▶ [Brief]: Pull out every line with the word "牟合方盖" from the entries below.

Begin The data

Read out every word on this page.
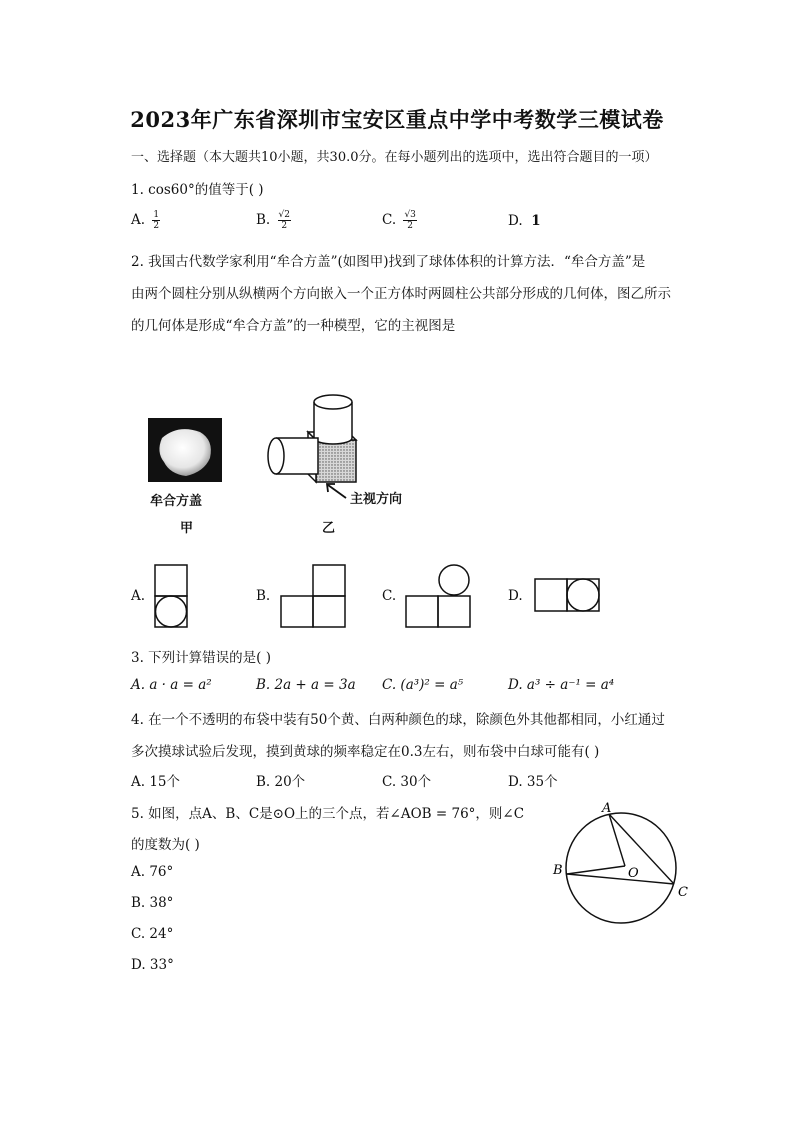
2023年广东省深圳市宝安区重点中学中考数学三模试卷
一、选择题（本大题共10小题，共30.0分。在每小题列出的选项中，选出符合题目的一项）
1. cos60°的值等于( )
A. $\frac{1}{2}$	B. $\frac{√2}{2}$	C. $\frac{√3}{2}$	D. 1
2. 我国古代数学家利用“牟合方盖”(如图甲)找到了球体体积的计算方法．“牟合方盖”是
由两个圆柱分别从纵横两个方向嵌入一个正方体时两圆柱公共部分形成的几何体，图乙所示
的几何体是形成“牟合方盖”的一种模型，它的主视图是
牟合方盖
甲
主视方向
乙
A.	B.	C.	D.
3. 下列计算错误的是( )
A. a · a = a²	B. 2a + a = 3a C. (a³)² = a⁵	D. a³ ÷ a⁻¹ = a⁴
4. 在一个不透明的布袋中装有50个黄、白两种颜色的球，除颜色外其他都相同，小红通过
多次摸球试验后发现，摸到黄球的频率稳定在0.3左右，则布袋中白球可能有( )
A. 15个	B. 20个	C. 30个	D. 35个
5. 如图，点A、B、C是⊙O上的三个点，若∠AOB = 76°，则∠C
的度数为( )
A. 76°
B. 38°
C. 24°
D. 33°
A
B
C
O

End The data

▶ [Reply to the exercise]:
2. 我国古代数学家利用“牟合方盖”(如图甲)找到了球体体积的计算方法．“牟合方盖”是
的几何体是形成“牟合方盖”的一种模型，它的主视图是
牟合方盖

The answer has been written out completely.